Source data:
·····
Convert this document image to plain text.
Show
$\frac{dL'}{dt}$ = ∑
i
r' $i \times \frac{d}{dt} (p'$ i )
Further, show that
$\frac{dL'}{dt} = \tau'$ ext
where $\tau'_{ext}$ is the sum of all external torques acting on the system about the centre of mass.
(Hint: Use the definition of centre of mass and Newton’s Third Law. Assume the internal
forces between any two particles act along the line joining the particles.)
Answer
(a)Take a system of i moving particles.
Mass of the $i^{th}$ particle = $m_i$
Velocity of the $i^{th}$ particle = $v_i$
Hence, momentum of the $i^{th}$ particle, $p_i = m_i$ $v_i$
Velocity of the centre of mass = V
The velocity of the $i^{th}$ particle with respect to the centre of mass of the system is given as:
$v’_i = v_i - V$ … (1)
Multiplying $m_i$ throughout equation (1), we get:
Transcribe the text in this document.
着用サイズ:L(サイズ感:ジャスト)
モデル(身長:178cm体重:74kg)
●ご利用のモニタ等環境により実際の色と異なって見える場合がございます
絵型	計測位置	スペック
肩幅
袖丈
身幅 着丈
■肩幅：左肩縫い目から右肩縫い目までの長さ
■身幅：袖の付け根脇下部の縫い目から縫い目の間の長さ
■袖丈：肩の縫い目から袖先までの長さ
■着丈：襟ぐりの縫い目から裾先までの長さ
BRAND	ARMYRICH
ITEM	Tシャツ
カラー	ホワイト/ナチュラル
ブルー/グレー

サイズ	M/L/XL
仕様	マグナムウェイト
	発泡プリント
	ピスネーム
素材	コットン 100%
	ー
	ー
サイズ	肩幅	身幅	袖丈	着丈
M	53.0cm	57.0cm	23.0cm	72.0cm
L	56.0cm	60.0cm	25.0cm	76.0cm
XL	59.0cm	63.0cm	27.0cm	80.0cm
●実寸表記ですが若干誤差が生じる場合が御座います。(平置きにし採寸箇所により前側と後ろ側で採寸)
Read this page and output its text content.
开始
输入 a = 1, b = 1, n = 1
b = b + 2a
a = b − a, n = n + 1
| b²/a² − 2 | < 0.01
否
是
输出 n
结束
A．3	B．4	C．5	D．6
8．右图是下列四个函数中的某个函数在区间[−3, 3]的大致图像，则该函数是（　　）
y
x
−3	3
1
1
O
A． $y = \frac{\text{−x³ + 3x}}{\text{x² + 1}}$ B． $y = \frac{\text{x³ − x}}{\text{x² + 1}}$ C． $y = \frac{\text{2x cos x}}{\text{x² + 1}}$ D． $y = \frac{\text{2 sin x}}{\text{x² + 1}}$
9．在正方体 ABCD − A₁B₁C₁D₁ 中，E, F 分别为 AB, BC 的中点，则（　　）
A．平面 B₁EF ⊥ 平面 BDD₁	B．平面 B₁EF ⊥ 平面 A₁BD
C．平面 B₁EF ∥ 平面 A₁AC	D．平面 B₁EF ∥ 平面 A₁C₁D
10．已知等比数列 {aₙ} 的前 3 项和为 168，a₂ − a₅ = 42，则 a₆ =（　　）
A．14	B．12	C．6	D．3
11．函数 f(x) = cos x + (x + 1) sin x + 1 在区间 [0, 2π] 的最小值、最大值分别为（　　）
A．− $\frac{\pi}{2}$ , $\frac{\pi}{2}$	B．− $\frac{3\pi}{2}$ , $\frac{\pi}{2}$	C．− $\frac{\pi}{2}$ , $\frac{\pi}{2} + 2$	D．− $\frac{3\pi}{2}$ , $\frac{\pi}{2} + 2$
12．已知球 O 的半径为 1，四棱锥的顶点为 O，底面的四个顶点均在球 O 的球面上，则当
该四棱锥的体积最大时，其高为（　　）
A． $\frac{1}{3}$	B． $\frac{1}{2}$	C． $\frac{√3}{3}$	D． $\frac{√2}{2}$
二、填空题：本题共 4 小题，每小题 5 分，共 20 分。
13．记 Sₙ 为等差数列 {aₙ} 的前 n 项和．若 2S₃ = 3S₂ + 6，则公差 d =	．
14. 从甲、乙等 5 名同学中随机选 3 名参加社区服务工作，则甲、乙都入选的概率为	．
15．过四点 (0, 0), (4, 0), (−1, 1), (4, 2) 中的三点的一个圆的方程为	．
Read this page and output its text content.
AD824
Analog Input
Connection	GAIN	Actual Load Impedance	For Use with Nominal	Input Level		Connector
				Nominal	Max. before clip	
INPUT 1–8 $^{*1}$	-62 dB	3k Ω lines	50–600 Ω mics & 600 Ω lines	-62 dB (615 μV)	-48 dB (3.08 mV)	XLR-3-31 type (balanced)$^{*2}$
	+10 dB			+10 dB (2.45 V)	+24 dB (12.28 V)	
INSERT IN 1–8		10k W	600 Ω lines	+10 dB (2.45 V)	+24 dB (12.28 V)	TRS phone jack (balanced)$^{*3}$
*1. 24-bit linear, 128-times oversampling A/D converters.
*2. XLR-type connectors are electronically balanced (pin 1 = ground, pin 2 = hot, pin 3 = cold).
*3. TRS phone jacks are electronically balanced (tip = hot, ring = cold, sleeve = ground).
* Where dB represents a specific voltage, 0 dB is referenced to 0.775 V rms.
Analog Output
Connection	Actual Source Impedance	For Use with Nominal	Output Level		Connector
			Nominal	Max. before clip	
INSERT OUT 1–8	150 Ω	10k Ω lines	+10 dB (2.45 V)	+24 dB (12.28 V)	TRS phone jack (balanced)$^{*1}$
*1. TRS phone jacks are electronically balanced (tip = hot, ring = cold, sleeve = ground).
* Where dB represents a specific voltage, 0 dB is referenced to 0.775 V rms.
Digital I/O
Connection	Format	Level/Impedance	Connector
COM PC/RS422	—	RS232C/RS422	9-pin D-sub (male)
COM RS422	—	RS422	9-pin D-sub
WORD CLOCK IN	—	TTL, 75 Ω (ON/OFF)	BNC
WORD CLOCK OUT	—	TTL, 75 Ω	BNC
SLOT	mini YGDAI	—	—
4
·····
Short task:
Write the data from above out again, exactly.

Exercise response:
Convert this document image to plain text.
Show
$\frac{dL'}{dt}$ = ∑
i
r' $i \times \frac{d}{dt} (p'$ i )
Further, show that
$\frac{dL'}{dt} = \tau'$ ext
where $\tau'_{ext}$ is the sum of all external torques acting on the system about the centre of mass.
(Hint: Use the definition of centre of mass and Newton’s Third Law. Assume the internal
forces between any two particles act along the line joining the particles.)
Answer
(a)Take a system of i moving particles.
Mass of the $i^{th}$ particle = $m_i$
Velocity of the $i^{th}$ particle = $v_i$
Hence, momentum of the $i^{th}$ particle, $p_i = m_i$ $v_i$
Velocity of the centre of mass = V
The velocity of the $i^{th}$ particle with respect to the centre of mass of the system is given as:
$v’_i = v_i - V$ … (1)
Multiplying $m_i$ throughout equation (1), we get:
Transcribe the text in this document.
着用サイズ:L(サイズ感:ジャスト)
モデル(身長:178cm体重:74kg)
●ご利用のモニタ等環境により実際の色と異なって見える場合がございます
絵型	計測位置	スペック
肩幅
袖丈
身幅 着丈
■肩幅：左肩縫い目から右肩縫い目までの長さ
■身幅：袖の付け根脇下部の縫い目から縫い目の間の長さ
■袖丈：肩の縫い目から袖先までの長さ
■着丈：襟ぐりの縫い目から裾先までの長さ
BRAND	ARMYRICH
ITEM	Tシャツ
カラー	ホワイト/ナチュラル
ブルー/グレー

サイズ	M/L/XL
仕様	マグナムウェイト
	発泡プリント
	ピスネーム
素材	コットン 100%
	ー
	ー
サイズ	肩幅	身幅	袖丈	着丈
M	53.0cm	57.0cm	23.0cm	72.0cm
L	56.0cm	60.0cm	25.0cm	76.0cm
XL	59.0cm	63.0cm	27.0cm	80.0cm
●実寸表記ですが若干誤差が生じる場合が御座います。(平置きにし採寸箇所により前側と後ろ側で採寸)
Read this page and output its text content.
开始
输入 a = 1, b = 1, n = 1
b = b + 2a
a = b − a, n = n + 1
| b²/a² − 2 | < 0.01
否
是
输出 n
结束
A．3	B．4	C．5	D．6
8．右图是下列四个函数中的某个函数在区间[−3, 3]的大致图像，则该函数是（　　）
y
x
−3	3
1
1
O
A． $y = \frac{\text{−x³ + 3x}}{\text{x² + 1}}$ B． $y = \frac{\text{x³ − x}}{\text{x² + 1}}$ C． $y = \frac{\text{2x cos x}}{\text{x² + 1}}$ D． $y = \frac{\text{2 sin x}}{\text{x² + 1}}$
9．在正方体 ABCD − A₁B₁C₁D₁ 中，E, F 分别为 AB, BC 的中点，则（　　）
A．平面 B₁EF ⊥ 平面 BDD₁	B．平面 B₁EF ⊥ 平面 A₁BD
C．平面 B₁EF ∥ 平面 A₁AC	D．平面 B₁EF ∥ 平面 A₁C₁D
10．已知等比数列 {aₙ} 的前 3 项和为 168，a₂ − a₅ = 42，则 a₆ =（　　）
A．14	B．12	C．6	D．3
11．函数 f(x) = cos x + (x + 1) sin x + 1 在区间 [0, 2π] 的最小值、最大值分别为（　　）
A．− $\frac{\pi}{2}$ , $\frac{\pi}{2}$	B．− $\frac{3\pi}{2}$ , $\frac{\pi}{2}$	C．− $\frac{\pi}{2}$ , $\frac{\pi}{2} + 2$	D．− $\frac{3\pi}{2}$ , $\frac{\pi}{2} + 2$
12．已知球 O 的半径为 1，四棱锥的顶点为 O，底面的四个顶点均在球 O 的球面上，则当
该四棱锥的体积最大时，其高为（　　）
A． $\frac{1}{3}$	B． $\frac{1}{2}$	C． $\frac{√3}{3}$	D． $\frac{√2}{2}$
二、填空题：本题共 4 小题，每小题 5 分，共 20 分。
13．记 Sₙ 为等差数列 {aₙ} 的前 n 项和．若 2S₃ = 3S₂ + 6，则公差 d =	．
14. 从甲、乙等 5 名同学中随机选 3 名参加社区服务工作，则甲、乙都入选的概率为	．
15．过四点 (0, 0), (4, 0), (−1, 1), (4, 2) 中的三点的一个圆的方程为	．
Read this page and output its text content.
AD824
Analog Input
Connection	GAIN	Actual Load Impedance	For Use with Nominal	Input Level		Connector
				Nominal	Max. before clip	
INPUT 1–8 $^{*1}$	-62 dB	3k Ω lines	50–600 Ω mics & 600 Ω lines	-62 dB (615 μV)	-48 dB (3.08 mV)	XLR-3-31 type (balanced)$^{*2}$
	+10 dB			+10 dB (2.45 V)	+24 dB (12.28 V)	
INSERT IN 1–8		10k W	600 Ω lines	+10 dB (2.45 V)	+24 dB (12.28 V)	TRS phone jack (balanced)$^{*3}$
*1. 24-bit linear, 128-times oversampling A/D converters.
*2. XLR-type connectors are electronically balanced (pin 1 = ground, pin 2 = hot, pin 3 = cold).
*3. TRS phone jacks are electronically balanced (tip = hot, ring = cold, sleeve = ground).
* Where dB represents a specific voltage, 0 dB is referenced to 0.775 V rms.
Analog Output
Connection	Actual Source Impedance	For Use with Nominal	Output Level		Connector
			Nominal	Max. before clip	
INSERT OUT 1–8	150 Ω	10k Ω lines	+10 dB (2.45 V)	+24 dB (12.28 V)	TRS phone jack (balanced)$^{*1}$
*1. TRS phone jacks are electronically balanced (tip = hot, ring = cold, sleeve = ground).
* Where dB represents a specific voltage, 0 dB is referenced to 0.775 V rms.
Digital I/O
Connection	Format	Level/Impedance	Connector
COM PC/RS422	—	RS232C/RS422	9-pin D-sub (male)
COM RS422	—	RS422	9-pin D-sub
WORD CLOCK IN	—	TTL, 75 Ω (ON/OFF)	BNC
WORD CLOCK OUT	—	TTL, 75 Ω	BNC
SLOT	mini YGDAI	—	—
4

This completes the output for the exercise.